- **EXERCISE DETAILS**:
Set down every entry word for word. Omit the pictures.

- **PROVIDED INFORMATION**:

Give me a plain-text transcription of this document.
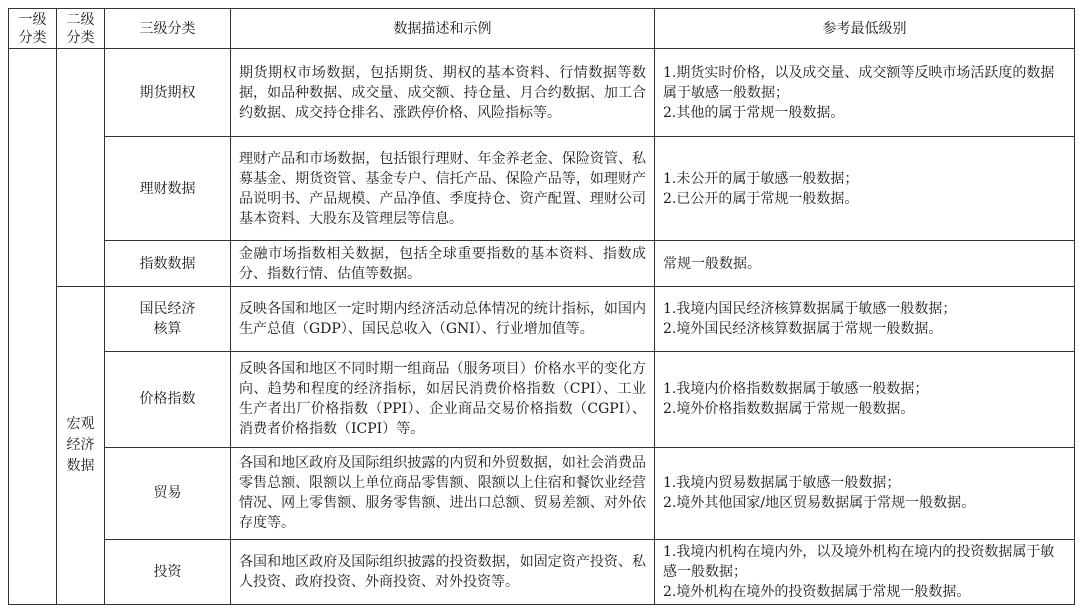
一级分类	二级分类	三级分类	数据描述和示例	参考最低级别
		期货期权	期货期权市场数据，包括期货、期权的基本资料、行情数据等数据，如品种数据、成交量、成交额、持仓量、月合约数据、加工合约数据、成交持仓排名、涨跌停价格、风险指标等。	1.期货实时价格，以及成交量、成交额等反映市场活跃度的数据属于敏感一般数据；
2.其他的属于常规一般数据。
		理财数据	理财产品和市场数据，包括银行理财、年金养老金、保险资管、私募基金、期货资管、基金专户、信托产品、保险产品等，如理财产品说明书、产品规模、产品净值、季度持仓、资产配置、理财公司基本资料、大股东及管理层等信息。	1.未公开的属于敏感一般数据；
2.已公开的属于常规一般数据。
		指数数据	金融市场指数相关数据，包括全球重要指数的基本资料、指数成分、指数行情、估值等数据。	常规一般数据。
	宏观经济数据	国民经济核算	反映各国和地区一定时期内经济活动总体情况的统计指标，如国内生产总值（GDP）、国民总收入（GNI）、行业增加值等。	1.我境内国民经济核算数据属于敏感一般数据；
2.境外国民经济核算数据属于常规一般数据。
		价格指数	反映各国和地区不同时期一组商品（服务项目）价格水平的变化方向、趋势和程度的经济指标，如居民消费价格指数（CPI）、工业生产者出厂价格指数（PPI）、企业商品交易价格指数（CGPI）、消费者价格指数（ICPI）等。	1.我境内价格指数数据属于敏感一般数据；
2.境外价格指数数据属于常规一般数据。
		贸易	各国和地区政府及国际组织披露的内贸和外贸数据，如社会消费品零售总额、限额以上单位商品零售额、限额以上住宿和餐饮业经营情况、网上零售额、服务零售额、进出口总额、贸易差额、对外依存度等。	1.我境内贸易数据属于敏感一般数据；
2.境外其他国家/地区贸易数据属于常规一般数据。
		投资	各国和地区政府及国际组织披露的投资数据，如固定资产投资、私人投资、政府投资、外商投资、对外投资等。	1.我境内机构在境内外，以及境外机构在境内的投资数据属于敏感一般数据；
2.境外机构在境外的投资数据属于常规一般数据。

- **RESPONSE TO THIS EXERCISE**:
Give me a plain-text transcription of this document.
一级分类	二级分类	三级分类	数据描述和示例	参考最低级别
		期货期权	期货期权市场数据，包括期货、期权的基本资料、行情数据等数据，如品种数据、成交量、成交额、持仓量、月合约数据、加工合约数据、成交持仓排名、涨跌停价格、风险指标等。	1.期货实时价格，以及成交量、成交额等反映市场活跃度的数据属于敏感一般数据；
2.其他的属于常规一般数据。
		理财数据	理财产品和市场数据，包括银行理财、年金养老金、保险资管、私募基金、期货资管、基金专户、信托产品、保险产品等，如理财产品说明书、产品规模、产品净值、季度持仓、资产配置、理财公司基本资料、大股东及管理层等信息。	1.未公开的属于敏感一般数据；
2.已公开的属于常规一般数据。
		指数数据	金融市场指数相关数据，包括全球重要指数的基本资料、指数成分、指数行情、估值等数据。	常规一般数据。
	宏观经济数据	国民经济核算	反映各国和地区一定时期内经济活动总体情况的统计指标，如国内生产总值（GDP）、国民总收入（GNI）、行业增加值等。	1.我境内国民经济核算数据属于敏感一般数据；
2.境外国民经济核算数据属于常规一般数据。
		价格指数	反映各国和地区不同时期一组商品（服务项目）价格水平的变化方向、趋势和程度的经济指标，如居民消费价格指数（CPI）、工业生产者出厂价格指数（PPI）、企业商品交易价格指数（CGPI）、消费者价格指数（ICPI）等。	1.我境内价格指数数据属于敏感一般数据；
2.境外价格指数数据属于常规一般数据。
		贸易	各国和地区政府及国际组织披露的内贸和外贸数据，如社会消费品零售总额、限额以上单位商品零售额、限额以上住宿和餐饮业经营情况、网上零售额、服务零售额、进出口总额、贸易差额、对外依存度等。	1.我境内贸易数据属于敏感一般数据；
2.境外其他国家/地区贸易数据属于常规一般数据。
		投资	各国和地区政府及国际组织披露的投资数据，如固定资产投资、私人投资、政府投资、外商投资、对外投资等。	1.我境内机构在境内外，以及境外机构在境内的投资数据属于敏感一般数据；
2.境外机构在境外的投资数据属于常规一般数据。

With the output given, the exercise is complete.